Data shown.
>> Start

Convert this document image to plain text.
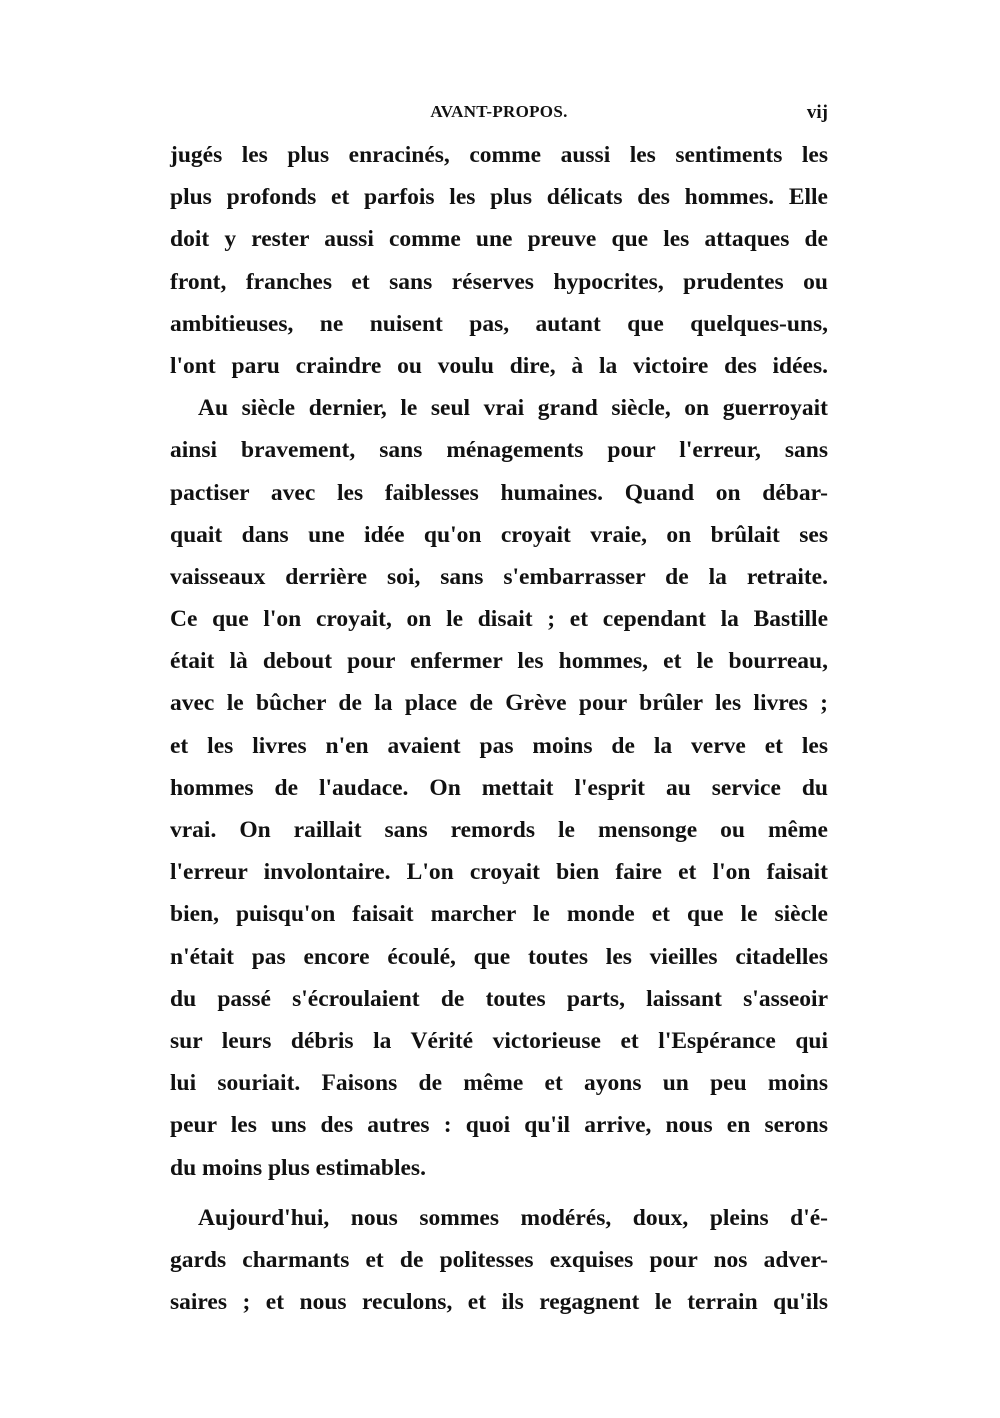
AVANT-PROPOS.	vij
jugés les plus enracinés, comme aussi les sentiments les
plus profonds et parfois les plus délicats des hommes. Elle
doit y rester aussi comme une preuve que les attaques de
front, franches et sans réserves hypocrites, prudentes ou
ambitieuses, ne nuisent pas, autant que quelques-uns,
l'ont paru craindre ou voulu dire, à la victoire des idées.
Au siècle dernier, le seul vrai grand siècle, on guerroyait
ainsi bravement, sans ménagements pour l'erreur, sans
pactiser avec les faiblesses humaines. Quand on débar-
quait dans une idée qu'on croyait vraie, on brûlait ses
vaisseaux derrière soi, sans s'embarrasser de la retraite.
Ce que l'on croyait, on le disait ; et cependant la Bastille
était là debout pour enfermer les hommes, et le bourreau,
avec le bûcher de la place de Grève pour brûler les livres ;
et les livres n'en avaient pas moins de la verve et les
hommes de l'audace. On mettait l'esprit au service du
vrai. On raillait sans remords le mensonge ou même
l'erreur involontaire. L'on croyait bien faire et l'on faisait
bien, puisqu'on faisait marcher le monde et que le siècle
n'était pas encore écoulé, que toutes les vieilles citadelles
du passé s'écroulaient de toutes parts, laissant s'asseoir
sur leurs débris la Vérité victorieuse et l'Espérance qui
lui souriait. Faisons de même et ayons un peu moins
peur les uns des autres : quoi qu'il arrive, nous en serons
du moins plus estimables.
Aujourd'hui, nous sommes modérés, doux, pleins d'é-
gards charmants et de politesses exquises pour nos adver-
saires ; et nous reculons, et ils regagnent le terrain qu'ils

>> End

Set exercise.
Transcribe all the data word for word; the images stay out.

Finished answer.
Convert this document image to plain text.
AVANT-PROPOS.	vij
jugés les plus enracinés, comme aussi les sentiments les
plus profonds et parfois les plus délicats des hommes. Elle
doit y rester aussi comme une preuve que les attaques de
front, franches et sans réserves hypocrites, prudentes ou
ambitieuses, ne nuisent pas, autant que quelques-uns,
l'ont paru craindre ou voulu dire, à la victoire des idées.
Au siècle dernier, le seul vrai grand siècle, on guerroyait
ainsi bravement, sans ménagements pour l'erreur, sans
pactiser avec les faiblesses humaines. Quand on débar-
quait dans une idée qu'on croyait vraie, on brûlait ses
vaisseaux derrière soi, sans s'embarrasser de la retraite.
Ce que l'on croyait, on le disait ; et cependant la Bastille
était là debout pour enfermer les hommes, et le bourreau,
avec le bûcher de la place de Grève pour brûler les livres ;
et les livres n'en avaient pas moins de la verve et les
hommes de l'audace. On mettait l'esprit au service du
vrai. On raillait sans remords le mensonge ou même
l'erreur involontaire. L'on croyait bien faire et l'on faisait
bien, puisqu'on faisait marcher le monde et que le siècle
n'était pas encore écoulé, que toutes les vieilles citadelles
du passé s'écroulaient de toutes parts, laissant s'asseoir
sur leurs débris la Vérité victorieuse et l'Espérance qui
lui souriait. Faisons de même et ayons un peu moins
peur les uns des autres : quoi qu'il arrive, nous en serons
du moins plus estimables.
Aujourd'hui, nous sommes modérés, doux, pleins d'é-
gards charmants et de politesses exquises pour nos adver-
saires ; et nous reculons, et ils regagnent le terrain qu'ils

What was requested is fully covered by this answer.